_What to work on_:
Filter the records below for the word "McHenry". Copy each line that holds it.

_Supplied records_:
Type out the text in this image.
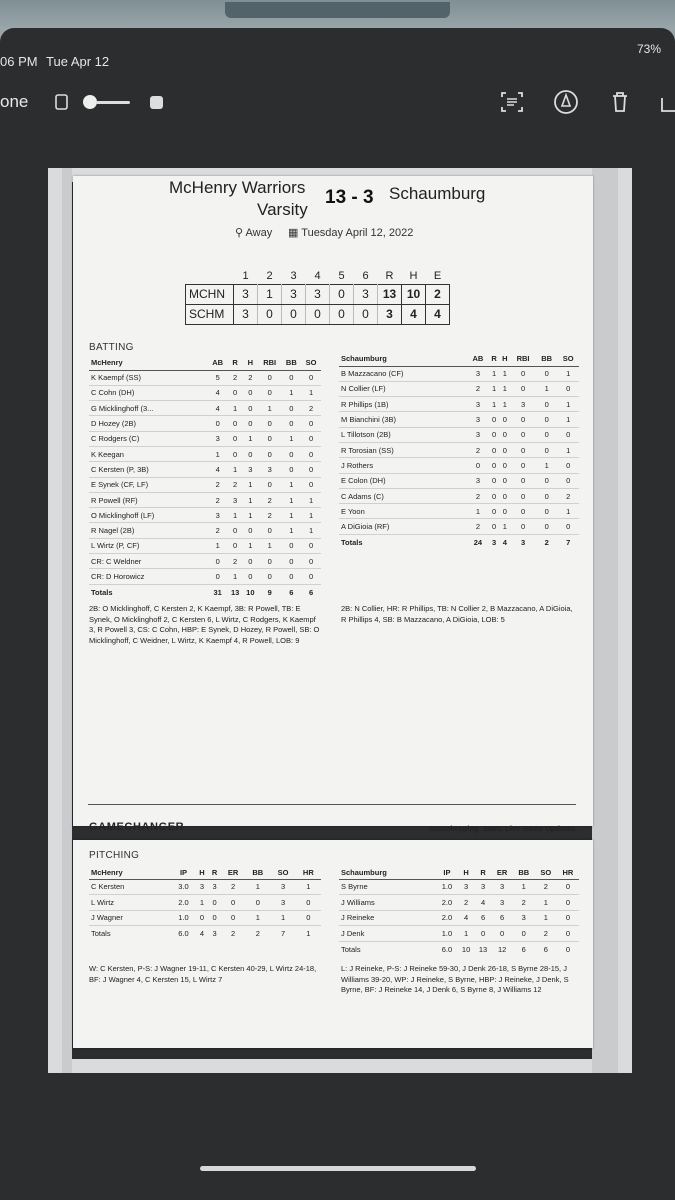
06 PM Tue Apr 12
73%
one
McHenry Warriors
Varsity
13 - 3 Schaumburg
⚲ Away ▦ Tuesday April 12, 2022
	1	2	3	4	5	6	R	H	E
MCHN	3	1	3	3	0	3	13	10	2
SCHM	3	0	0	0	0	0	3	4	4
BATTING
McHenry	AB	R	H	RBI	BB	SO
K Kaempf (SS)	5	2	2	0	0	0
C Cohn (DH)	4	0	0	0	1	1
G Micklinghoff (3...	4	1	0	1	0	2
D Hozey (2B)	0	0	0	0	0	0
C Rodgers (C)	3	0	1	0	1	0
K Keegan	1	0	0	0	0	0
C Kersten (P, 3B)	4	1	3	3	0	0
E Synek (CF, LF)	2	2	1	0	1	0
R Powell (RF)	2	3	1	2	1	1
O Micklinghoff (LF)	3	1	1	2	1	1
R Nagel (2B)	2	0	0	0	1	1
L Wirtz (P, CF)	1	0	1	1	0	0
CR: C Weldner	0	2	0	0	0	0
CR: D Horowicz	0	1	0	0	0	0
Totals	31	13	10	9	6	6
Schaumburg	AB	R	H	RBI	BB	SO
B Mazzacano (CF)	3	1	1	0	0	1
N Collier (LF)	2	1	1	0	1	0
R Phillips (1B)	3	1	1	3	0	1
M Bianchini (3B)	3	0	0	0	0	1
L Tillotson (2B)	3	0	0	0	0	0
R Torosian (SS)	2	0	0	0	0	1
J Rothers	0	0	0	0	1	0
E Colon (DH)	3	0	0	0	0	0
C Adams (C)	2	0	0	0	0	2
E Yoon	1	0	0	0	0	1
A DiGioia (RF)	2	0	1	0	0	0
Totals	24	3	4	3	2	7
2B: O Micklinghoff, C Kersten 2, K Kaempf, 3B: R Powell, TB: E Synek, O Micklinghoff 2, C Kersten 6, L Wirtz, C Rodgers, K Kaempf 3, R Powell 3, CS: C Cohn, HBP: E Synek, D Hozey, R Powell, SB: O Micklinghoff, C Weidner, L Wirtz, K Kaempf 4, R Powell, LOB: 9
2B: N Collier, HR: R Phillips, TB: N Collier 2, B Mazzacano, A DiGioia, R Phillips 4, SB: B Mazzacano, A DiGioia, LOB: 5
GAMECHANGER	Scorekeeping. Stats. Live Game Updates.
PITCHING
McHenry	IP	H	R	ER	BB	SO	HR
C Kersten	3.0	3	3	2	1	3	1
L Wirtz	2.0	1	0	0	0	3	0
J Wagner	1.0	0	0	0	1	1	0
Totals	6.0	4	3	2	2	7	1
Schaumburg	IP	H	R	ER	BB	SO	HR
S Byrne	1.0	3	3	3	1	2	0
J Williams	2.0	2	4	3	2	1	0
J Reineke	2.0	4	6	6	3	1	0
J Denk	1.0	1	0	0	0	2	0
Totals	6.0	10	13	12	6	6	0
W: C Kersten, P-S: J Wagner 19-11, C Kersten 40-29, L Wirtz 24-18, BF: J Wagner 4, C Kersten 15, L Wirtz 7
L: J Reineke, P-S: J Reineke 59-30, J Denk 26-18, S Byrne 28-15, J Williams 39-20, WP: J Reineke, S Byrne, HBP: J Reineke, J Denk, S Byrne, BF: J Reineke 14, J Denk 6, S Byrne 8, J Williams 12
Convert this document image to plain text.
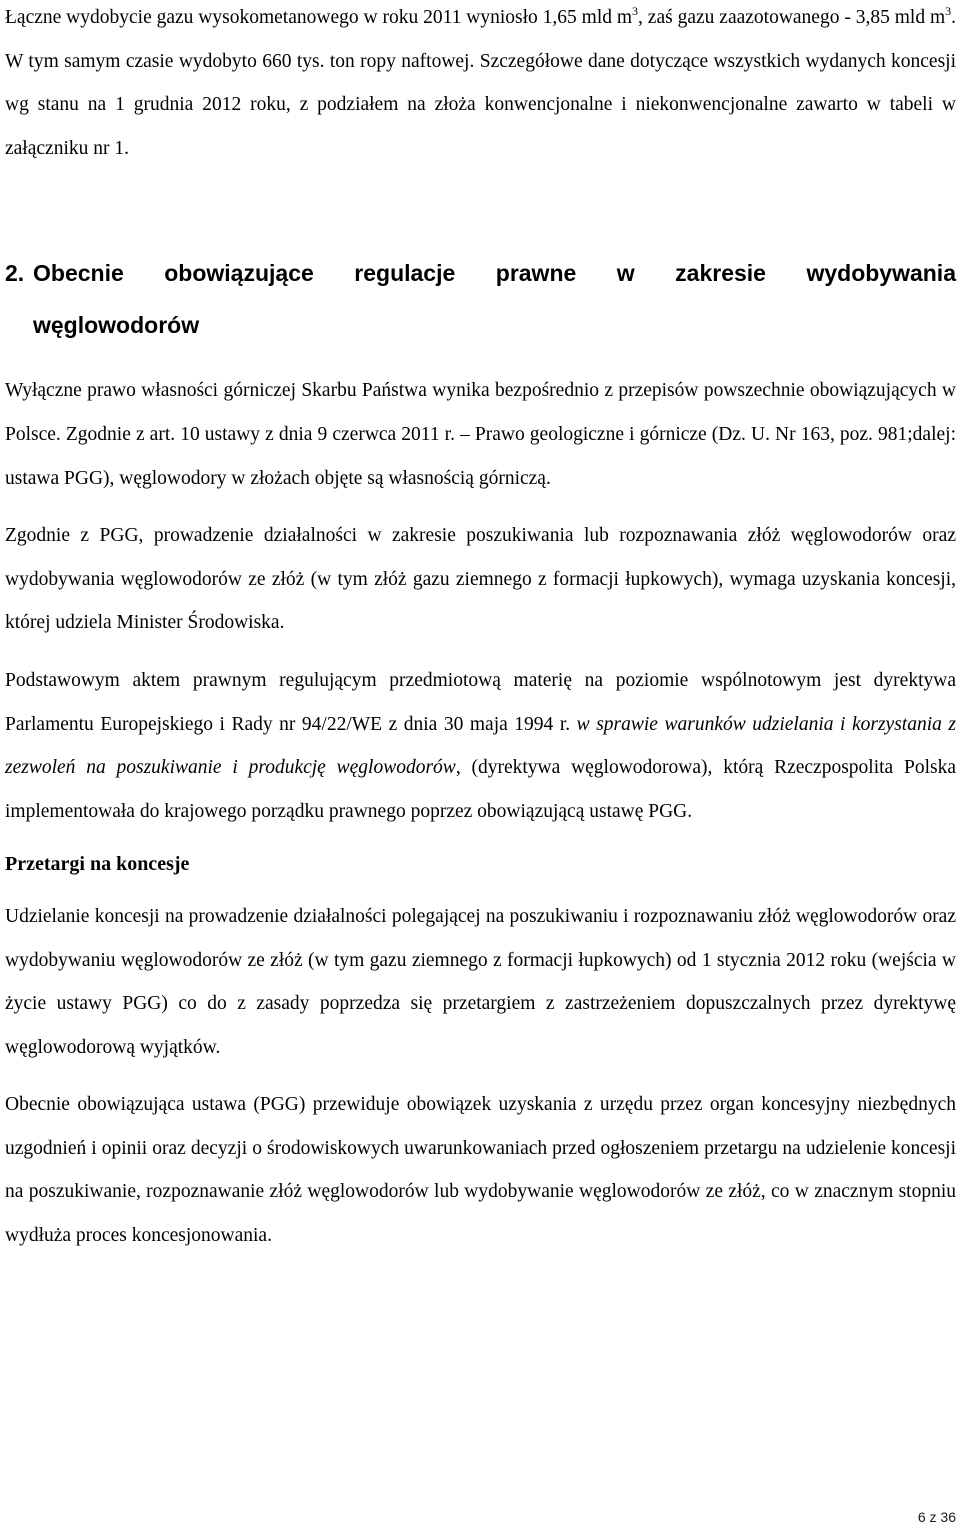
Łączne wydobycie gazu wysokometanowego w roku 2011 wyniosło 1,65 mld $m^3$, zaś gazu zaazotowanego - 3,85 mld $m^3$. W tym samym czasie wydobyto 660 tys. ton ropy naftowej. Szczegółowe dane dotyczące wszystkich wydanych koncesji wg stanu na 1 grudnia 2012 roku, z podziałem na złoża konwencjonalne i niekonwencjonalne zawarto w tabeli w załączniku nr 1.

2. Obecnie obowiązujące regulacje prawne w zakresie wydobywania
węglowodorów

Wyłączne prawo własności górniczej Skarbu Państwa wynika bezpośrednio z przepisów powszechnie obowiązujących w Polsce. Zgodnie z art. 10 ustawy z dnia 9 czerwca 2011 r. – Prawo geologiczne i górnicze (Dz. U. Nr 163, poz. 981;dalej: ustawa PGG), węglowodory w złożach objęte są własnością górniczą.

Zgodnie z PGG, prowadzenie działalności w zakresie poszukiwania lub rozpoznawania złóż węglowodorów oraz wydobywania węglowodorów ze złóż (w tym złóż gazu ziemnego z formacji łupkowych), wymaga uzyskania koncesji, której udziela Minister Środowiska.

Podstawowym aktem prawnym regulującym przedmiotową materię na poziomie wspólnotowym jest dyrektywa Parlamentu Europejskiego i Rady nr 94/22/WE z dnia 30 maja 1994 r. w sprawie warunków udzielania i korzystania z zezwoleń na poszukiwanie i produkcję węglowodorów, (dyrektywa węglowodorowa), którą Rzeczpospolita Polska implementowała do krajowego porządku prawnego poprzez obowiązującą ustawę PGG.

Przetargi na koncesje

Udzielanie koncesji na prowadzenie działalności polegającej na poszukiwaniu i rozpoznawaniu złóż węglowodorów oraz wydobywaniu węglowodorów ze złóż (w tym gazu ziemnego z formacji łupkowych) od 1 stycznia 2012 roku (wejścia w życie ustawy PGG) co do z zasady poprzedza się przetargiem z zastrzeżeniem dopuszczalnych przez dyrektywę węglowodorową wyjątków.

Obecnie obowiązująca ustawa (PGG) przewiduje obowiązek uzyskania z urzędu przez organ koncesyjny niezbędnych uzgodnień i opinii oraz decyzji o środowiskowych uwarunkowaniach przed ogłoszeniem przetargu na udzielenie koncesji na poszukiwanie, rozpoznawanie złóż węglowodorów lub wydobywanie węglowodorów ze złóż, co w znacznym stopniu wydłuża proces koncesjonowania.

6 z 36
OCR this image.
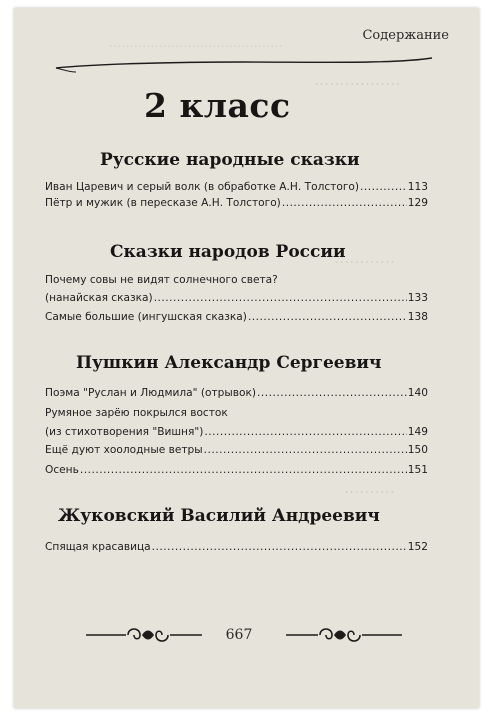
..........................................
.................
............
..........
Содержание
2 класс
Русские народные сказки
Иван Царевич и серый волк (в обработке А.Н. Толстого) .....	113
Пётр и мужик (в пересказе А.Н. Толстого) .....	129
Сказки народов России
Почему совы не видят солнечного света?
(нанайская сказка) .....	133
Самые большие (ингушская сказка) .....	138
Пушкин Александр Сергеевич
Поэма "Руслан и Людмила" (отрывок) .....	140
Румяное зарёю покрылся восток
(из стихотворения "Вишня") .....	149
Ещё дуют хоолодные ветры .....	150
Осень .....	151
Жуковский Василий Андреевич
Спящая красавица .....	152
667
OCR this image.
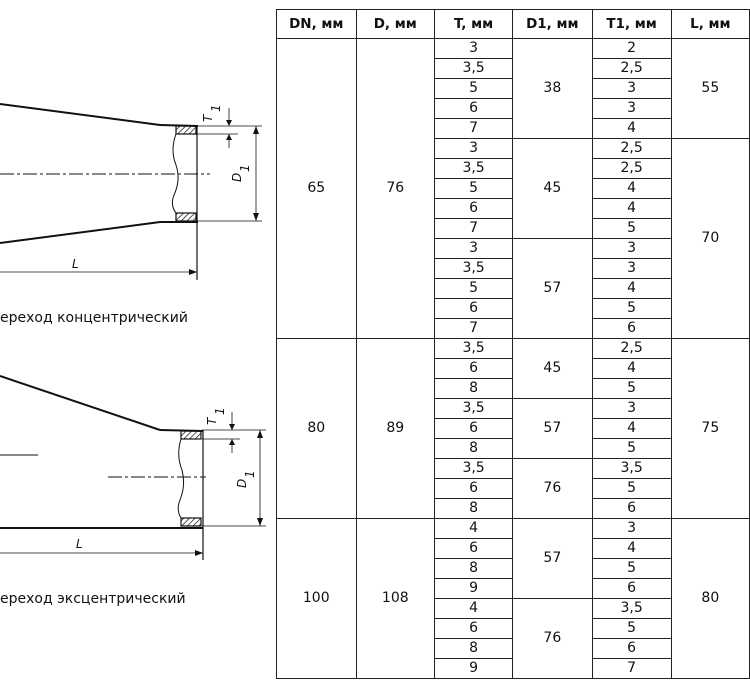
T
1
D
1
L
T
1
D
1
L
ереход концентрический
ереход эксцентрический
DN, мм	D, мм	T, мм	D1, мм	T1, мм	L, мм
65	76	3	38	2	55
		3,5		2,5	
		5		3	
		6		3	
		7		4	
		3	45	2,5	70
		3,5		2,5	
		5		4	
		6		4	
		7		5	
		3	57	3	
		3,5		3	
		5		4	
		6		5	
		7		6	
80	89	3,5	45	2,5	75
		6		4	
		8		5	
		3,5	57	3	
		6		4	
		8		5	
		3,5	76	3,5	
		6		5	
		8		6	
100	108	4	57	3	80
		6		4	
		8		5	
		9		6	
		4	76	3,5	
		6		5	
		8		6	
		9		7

_Solution below_:
McHenry Warriors
McHenry	AB	R	H	RBI	BB	SO
McHenry	IP	H	R	ER	BB	SO	HR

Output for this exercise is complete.